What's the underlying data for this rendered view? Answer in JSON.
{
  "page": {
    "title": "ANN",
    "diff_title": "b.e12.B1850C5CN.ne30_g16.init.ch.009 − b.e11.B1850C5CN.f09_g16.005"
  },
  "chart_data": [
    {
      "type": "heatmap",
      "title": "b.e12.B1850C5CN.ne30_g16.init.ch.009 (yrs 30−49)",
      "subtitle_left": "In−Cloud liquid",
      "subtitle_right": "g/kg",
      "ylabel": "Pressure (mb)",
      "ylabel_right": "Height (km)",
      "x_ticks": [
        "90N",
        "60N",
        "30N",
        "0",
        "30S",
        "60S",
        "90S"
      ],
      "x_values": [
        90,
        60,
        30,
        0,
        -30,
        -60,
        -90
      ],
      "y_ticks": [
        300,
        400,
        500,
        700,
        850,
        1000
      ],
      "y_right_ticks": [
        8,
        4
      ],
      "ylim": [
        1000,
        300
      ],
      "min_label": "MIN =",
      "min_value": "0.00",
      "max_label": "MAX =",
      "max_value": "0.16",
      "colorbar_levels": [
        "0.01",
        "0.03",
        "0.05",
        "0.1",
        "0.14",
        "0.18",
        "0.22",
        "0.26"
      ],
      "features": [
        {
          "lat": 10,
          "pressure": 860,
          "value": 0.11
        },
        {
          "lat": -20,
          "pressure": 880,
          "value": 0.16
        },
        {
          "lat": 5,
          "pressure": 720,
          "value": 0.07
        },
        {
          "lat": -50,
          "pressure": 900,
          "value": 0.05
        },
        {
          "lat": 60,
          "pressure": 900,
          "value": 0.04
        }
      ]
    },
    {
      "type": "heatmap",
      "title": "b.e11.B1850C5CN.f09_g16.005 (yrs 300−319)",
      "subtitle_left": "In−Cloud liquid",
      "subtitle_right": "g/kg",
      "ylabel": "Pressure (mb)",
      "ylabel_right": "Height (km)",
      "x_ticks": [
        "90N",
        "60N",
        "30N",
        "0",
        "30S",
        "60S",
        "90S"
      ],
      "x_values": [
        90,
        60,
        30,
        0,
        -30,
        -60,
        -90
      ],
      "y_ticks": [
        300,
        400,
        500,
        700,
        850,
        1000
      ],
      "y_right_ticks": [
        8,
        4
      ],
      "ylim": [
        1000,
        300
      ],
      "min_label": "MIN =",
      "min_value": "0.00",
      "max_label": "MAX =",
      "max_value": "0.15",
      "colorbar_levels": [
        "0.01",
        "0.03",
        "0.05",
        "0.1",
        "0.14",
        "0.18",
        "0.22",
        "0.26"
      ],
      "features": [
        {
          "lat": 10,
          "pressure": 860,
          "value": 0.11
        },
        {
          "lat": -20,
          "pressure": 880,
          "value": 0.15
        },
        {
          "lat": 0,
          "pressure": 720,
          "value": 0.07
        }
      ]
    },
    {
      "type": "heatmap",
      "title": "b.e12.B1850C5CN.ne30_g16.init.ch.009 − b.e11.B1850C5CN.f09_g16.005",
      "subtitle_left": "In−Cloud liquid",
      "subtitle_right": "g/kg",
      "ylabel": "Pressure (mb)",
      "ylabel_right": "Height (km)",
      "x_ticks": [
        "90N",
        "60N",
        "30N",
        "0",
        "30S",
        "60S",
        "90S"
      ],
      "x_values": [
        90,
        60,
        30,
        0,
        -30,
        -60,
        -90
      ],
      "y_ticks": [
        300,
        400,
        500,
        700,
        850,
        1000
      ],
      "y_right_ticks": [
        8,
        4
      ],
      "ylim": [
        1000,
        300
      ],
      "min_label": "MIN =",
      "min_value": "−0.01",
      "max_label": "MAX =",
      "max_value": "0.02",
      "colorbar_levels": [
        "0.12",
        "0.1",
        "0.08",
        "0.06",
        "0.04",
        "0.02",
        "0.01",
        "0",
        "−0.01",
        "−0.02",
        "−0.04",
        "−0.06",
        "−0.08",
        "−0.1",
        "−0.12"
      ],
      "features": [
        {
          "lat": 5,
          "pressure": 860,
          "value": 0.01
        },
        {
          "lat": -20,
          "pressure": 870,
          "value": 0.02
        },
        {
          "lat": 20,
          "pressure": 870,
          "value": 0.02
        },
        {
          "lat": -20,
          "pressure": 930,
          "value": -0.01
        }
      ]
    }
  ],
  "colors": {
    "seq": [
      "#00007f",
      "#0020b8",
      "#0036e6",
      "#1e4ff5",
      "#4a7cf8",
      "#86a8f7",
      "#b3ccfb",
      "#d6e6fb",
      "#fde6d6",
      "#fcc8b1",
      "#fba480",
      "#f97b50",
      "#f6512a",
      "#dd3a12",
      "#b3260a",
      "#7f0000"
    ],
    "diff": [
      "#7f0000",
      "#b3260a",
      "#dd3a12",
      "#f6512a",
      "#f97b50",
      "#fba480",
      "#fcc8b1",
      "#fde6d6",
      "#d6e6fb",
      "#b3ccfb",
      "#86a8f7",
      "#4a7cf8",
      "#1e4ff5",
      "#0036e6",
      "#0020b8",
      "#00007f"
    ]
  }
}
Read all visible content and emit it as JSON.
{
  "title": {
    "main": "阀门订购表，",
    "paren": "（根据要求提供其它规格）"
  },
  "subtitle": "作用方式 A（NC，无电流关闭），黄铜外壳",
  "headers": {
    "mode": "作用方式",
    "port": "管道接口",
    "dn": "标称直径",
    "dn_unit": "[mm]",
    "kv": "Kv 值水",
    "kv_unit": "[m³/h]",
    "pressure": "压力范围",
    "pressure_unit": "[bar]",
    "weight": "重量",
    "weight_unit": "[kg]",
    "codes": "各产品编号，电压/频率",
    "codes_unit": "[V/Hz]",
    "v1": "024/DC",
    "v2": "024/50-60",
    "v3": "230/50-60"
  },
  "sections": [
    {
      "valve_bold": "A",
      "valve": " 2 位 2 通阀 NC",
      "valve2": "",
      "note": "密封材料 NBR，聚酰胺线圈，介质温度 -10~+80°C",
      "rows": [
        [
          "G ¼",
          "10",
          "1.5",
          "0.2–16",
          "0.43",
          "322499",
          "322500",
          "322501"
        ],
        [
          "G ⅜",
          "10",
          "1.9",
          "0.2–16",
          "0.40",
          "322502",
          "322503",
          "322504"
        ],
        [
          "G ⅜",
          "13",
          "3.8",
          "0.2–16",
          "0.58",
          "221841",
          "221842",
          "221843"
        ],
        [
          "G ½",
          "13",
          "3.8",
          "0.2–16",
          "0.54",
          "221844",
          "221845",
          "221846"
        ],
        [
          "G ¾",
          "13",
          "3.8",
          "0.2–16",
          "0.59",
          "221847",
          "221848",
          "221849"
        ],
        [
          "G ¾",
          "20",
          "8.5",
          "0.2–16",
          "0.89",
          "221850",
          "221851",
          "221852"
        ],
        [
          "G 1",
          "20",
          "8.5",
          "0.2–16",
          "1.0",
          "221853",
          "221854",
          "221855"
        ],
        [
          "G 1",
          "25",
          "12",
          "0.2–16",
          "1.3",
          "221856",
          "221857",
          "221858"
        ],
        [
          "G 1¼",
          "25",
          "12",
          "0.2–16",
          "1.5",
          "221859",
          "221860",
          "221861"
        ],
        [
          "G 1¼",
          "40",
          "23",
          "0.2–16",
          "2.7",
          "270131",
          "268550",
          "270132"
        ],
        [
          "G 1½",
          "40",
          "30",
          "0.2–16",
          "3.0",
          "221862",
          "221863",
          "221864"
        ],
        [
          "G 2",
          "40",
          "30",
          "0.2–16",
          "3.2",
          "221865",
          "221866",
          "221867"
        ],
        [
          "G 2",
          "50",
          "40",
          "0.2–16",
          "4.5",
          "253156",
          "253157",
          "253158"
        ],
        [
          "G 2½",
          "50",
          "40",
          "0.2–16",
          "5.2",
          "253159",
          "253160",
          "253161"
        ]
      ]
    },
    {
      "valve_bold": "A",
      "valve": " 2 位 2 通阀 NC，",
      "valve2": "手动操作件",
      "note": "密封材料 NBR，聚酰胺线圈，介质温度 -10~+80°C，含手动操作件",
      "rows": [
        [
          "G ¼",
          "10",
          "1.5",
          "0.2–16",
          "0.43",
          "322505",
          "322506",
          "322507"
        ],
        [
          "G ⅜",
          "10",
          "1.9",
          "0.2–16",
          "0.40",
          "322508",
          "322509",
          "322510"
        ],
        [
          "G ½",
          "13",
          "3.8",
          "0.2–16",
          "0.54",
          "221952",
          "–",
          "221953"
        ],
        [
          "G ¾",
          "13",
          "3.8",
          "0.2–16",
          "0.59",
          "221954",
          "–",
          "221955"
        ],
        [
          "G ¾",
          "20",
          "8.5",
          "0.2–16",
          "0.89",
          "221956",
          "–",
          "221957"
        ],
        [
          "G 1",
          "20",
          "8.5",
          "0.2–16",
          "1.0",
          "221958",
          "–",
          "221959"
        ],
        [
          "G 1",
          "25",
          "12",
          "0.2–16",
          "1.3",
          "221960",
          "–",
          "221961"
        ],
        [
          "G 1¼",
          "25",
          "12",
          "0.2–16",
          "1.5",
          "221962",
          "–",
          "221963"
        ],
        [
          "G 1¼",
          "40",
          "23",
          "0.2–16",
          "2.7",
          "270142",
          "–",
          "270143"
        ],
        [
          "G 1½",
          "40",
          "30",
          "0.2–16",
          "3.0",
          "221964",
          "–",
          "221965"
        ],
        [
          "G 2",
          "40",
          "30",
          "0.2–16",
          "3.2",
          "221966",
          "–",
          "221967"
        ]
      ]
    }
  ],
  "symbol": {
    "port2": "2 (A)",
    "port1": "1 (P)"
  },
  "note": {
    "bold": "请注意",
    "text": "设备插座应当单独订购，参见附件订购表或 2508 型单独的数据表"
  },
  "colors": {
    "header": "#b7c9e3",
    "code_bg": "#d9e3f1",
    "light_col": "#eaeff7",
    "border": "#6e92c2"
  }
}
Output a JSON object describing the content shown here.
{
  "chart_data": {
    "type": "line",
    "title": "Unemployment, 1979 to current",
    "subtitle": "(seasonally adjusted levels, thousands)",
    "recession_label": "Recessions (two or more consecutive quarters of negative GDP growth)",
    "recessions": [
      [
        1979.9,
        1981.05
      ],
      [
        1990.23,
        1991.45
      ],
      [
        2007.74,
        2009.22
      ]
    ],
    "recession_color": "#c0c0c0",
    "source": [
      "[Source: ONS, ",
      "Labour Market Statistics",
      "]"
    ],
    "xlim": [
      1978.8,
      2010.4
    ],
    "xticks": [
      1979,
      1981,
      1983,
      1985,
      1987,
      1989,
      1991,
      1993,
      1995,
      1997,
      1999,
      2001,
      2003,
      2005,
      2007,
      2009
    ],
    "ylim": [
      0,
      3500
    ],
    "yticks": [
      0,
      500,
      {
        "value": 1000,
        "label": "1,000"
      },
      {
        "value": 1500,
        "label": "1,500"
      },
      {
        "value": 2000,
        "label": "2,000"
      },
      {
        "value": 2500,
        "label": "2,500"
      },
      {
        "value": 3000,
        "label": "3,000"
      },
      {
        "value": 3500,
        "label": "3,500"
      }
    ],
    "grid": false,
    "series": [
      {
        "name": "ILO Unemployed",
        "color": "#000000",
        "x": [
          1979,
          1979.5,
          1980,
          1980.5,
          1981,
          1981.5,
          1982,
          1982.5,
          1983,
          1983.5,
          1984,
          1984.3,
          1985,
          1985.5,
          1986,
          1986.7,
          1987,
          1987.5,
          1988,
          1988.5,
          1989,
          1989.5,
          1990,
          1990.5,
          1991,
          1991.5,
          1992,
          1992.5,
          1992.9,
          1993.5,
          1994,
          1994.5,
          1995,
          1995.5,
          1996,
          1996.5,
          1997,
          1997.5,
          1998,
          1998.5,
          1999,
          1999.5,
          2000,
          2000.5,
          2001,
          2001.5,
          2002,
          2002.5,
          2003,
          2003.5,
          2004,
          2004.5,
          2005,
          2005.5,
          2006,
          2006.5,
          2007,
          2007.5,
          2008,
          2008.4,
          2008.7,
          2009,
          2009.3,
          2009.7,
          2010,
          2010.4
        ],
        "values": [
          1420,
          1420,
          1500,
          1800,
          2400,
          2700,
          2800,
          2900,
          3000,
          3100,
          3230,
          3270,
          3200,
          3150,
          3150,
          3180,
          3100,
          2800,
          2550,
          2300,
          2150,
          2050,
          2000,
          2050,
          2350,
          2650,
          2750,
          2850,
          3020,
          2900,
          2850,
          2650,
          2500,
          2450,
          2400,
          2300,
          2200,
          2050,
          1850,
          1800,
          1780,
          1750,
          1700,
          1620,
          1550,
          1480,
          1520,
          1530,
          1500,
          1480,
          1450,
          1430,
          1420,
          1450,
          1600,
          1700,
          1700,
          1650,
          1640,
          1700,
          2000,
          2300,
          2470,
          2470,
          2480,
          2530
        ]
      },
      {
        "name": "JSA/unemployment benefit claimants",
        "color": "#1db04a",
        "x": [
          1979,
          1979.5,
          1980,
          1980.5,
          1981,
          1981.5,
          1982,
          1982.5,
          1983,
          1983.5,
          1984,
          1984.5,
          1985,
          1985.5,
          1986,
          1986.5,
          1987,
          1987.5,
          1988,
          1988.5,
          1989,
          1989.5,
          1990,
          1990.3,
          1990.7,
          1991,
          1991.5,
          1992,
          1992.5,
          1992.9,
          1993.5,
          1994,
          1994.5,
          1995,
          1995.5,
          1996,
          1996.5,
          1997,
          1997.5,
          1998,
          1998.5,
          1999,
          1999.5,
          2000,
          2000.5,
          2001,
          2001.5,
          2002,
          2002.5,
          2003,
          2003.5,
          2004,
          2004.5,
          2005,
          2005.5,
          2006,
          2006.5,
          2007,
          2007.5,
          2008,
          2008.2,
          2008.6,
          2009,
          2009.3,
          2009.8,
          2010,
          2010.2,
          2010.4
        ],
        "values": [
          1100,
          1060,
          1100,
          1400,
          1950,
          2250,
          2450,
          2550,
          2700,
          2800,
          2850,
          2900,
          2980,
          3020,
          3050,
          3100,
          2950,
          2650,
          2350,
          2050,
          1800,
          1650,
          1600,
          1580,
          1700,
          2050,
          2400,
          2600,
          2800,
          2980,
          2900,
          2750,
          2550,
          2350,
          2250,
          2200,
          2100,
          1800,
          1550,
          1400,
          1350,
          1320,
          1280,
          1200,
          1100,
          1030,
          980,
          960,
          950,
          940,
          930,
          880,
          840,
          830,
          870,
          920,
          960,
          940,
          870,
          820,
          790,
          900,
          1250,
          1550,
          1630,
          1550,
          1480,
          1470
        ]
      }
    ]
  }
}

***

Objective: Go through the data and gather every line that holds "密封材料".

Expected answer:
      "note": "密封材料 NBR，聚酰胺线圈，介质温度 -10~+80°C",
      "note": "密封材料 NBR，聚酰胺线圈，介质温度 -10~+80°C，含手动操作件",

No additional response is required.